[Start of Records for the task]

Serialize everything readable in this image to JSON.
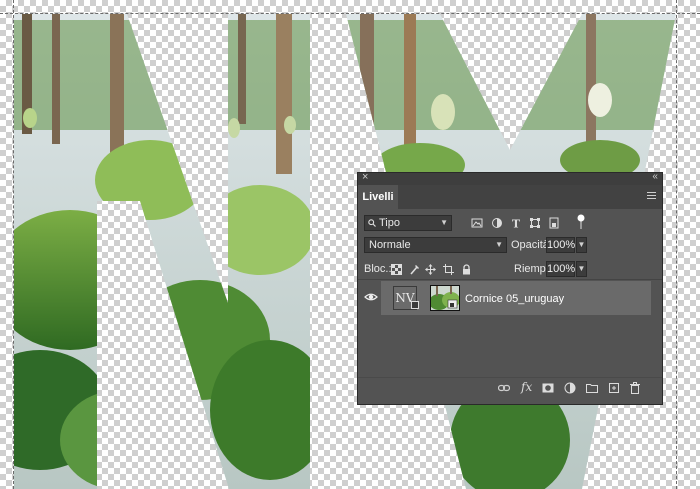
{
  "panel": {
    "tab_label": "Livelli",
    "close_glyph": "×",
    "collapse_glyph": "‹‹",
    "filter": {
      "search_glyph": "🔍",
      "label": "Tipo"
    },
    "filter_icons": [
      "image-filter-icon",
      "adjustment-filter-icon",
      "type-filter-icon",
      "shape-filter-icon",
      "smart-object-filter-icon",
      "filter-toggle-icon"
    ],
    "blend_mode": "Normale",
    "opacity_label": "Opacità:",
    "opacity_value": "100%",
    "lock_label": "Bloc.:",
    "lock_icons": [
      "lock-transparency-icon",
      "lock-image-icon",
      "lock-position-icon",
      "lock-artboard-icon",
      "lock-all-icon"
    ],
    "fill_label": "Riemp.:",
    "fill_value": "100%",
    "layers": [
      {
        "name": "Cornice 05_uruguay",
        "visible": true,
        "type_thumb_text": "NV"
      }
    ],
    "bottom_icons": [
      "link-layers-icon",
      "layer-style-icon",
      "add-mask-icon",
      "new-adjustment-icon",
      "new-group-icon",
      "new-layer-icon",
      "delete-layer-icon"
    ],
    "fx_label": "fx"
  },
  "colors": {
    "panel_bg": "#535353",
    "selected_row": "#6a6a6a",
    "field_bg": "#3c3c3c"
  }
}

[End of Records for the task]

## Exercise requirements
Go through the listing above and write it all out exactly, leaving out any picture.

## Exercise output
Serialize everything readable in this image to JSON.
{
  "panel": {
    "tab_label": "Livelli",
    "close_glyph": "×",
    "collapse_glyph": "‹‹",
    "filter": {
      "search_glyph": "🔍",
      "label": "Tipo"
    },
    "filter_icons": [
      "image-filter-icon",
      "adjustment-filter-icon",
      "type-filter-icon",
      "shape-filter-icon",
      "smart-object-filter-icon",
      "filter-toggle-icon"
    ],
    "blend_mode": "Normale",
    "opacity_label": "Opacità:",
    "opacity_value": "100%",
    "lock_label": "Bloc.:",
    "lock_icons": [
      "lock-transparency-icon",
      "lock-image-icon",
      "lock-position-icon",
      "lock-artboard-icon",
      "lock-all-icon"
    ],
    "fill_label": "Riemp.:",
    "fill_value": "100%",
    "layers": [
      {
        "name": "Cornice 05_uruguay",
        "visible": true,
        "type_thumb_text": "NV"
      }
    ],
    "bottom_icons": [
      "link-layers-icon",
      "layer-style-icon",
      "add-mask-icon",
      "new-adjustment-icon",
      "new-group-icon",
      "new-layer-icon",
      "delete-layer-icon"
    ],
    "fx_label": "fx"
  },
  "colors": {
    "panel_bg": "#535353",
    "selected_row": "#6a6a6a",
    "field_bg": "#3c3c3c"
  }
}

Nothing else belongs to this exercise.